EXERCÍCIO :: Continue o texto sobre a vida dos vizinhos nas varandas durante a quarentena, a partir da última frase apresentada.

EXCERTO DA PÁGINA ::
Mudam também os sons em várias comunidades de vizinhos onde se juntam para jogar ao bingo, à batalha naval, cantar e muitas outras atividades desde as varandas. Vizinhos que, se calhar, antes nem se conheciam, mas que agora estão mais unidos do que nunca: “A criatividade e o humor é o que nos ajuda a passar melhor a quarentena”, diz Cristina Gómez. Também surgiram já muitas iniciativas solidárias como a da sua comunidade, onde os mais jovens fazem as compras aos idosos do prédio. A artista Yolanda Catalán destaca que agora que “descobrimos quem mora perto de nós, era bom não perder o espírito de comunidade depois da quarentena”. 

O mesmo ocorreu em Valência com as fallas, umas Festas de Interesse Turístico Internacional. O dia 19 de Março era o dia grande da cidade e músicos de várias bandas organizaram una iniciativa nas redes sociais. De manhã, saíram às varandas e as notas musicais encheram as ruas da cidade com canções tradicionais como Amparito Roca e Paquito el chocolatero. De noite, numas festas normais tiveram sido queimados os grandes monumentos artísticos: as fallas. Por isso, os vizinhos de Valência decidiram simular esse momento com velas e lanternas nas suas varandas. Alejandra López faz parte duma falla e para ela, esta quinta-feira, foi “muito emotivo e emocionante, é triste não poder fazer as nossas festas, mas estamos unidos e foi lindo ver a cidade cheia de luz”.

DADOS FORNECIDOS ::
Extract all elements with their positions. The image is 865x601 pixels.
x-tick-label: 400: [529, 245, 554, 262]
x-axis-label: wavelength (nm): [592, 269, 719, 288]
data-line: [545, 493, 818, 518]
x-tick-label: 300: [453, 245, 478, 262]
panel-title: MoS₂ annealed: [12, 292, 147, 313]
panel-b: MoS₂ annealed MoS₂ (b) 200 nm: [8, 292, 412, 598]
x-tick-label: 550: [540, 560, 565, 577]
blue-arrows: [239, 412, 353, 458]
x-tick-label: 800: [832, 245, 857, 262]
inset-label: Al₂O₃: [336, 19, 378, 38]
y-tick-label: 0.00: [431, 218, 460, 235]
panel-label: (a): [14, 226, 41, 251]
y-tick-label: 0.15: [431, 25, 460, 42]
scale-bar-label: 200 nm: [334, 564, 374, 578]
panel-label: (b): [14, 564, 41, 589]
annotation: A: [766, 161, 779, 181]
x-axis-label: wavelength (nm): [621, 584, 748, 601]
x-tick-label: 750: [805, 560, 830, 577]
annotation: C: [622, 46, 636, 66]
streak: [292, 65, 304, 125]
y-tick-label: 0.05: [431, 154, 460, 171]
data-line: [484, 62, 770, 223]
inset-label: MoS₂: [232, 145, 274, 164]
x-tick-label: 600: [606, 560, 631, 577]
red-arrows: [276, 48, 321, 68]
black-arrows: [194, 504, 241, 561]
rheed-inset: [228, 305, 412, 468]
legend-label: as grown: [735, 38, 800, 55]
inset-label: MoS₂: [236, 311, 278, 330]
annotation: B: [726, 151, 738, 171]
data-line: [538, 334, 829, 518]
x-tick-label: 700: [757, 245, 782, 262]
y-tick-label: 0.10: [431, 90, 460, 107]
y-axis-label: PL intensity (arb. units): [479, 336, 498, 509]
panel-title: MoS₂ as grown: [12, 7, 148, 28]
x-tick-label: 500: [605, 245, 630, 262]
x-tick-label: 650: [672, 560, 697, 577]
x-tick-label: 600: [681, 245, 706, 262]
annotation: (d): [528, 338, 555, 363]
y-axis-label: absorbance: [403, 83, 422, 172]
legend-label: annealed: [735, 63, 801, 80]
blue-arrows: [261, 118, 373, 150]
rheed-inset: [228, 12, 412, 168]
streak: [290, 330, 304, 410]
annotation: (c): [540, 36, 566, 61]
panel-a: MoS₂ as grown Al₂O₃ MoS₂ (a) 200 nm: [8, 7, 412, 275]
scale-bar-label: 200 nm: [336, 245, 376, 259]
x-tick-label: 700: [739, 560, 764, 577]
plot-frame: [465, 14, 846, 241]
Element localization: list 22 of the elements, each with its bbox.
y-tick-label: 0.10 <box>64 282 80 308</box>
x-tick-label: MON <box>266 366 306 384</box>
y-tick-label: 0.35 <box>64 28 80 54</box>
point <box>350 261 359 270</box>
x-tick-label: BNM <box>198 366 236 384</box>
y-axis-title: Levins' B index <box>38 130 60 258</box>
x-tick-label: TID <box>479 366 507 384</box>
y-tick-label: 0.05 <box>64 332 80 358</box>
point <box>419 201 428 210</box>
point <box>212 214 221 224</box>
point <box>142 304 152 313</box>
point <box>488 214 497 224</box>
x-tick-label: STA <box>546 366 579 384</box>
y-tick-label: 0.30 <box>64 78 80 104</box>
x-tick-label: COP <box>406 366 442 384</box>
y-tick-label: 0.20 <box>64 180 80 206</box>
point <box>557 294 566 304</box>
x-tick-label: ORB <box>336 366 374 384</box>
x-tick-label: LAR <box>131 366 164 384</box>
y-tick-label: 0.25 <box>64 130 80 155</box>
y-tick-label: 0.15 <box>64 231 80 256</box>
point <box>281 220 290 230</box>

RESPOSTA ::
A vida pública passou da rua às varandas e também à internet. Não há atividades fora de casa, mas sim nos telemóveis e computadores. Artistas que organizam festivais e fazem concertos a cada hora em direto pelo seu Instagram ou Facebook, treinadores que fazem aulas de desporto, programas de TV que continuam as suas emissões com os apresentadores e colaboradores desde as suas casas para dar exemplo e até o Museu do Prado “abriu” as suas portas online para visitarmos as suas obras desde o sofá. Aulas de todas as temáticas também passaram para a internet: cozinha, yoga, leitura... e, claro, as das escolas e universidades. “Será difícil acompanhar os alunos à distância, porque as as famílias não têm os mesmos recursos”, diz a professora de escola Sara Portolés, acrescentando que “vamos a adaptar-nos da melhor maneira possível; temos de reinventar-nos e facilitar outra forma de aprendizagem”.

Em definitivo, muitas pessoas estão a partilhar aquilo que melhor sabem fazer com o objectivo de melhorar o tempo de quarentena dos outros. No campo, os agricultores começam a utilizar os tractores para fazer tarefas de desinfecção nas aldeias e já há empresas que estão a mudar a sua produção. Os médicos, com os hospitais quase colapsados, queixam-se do pouco material de protecção para fazer frente à pandemia e alguns partilham vídeos explicativos onde mostram como fazer batas com plásticos. Nos últimos dias, já foram contratados estudantes, licenciados e profissionais de saúde na reforma. Também falta álcool para desinfectar. Por isso, uma destilaria de bebidas de Granada já mudou o seu trabalho habitual para o produzir.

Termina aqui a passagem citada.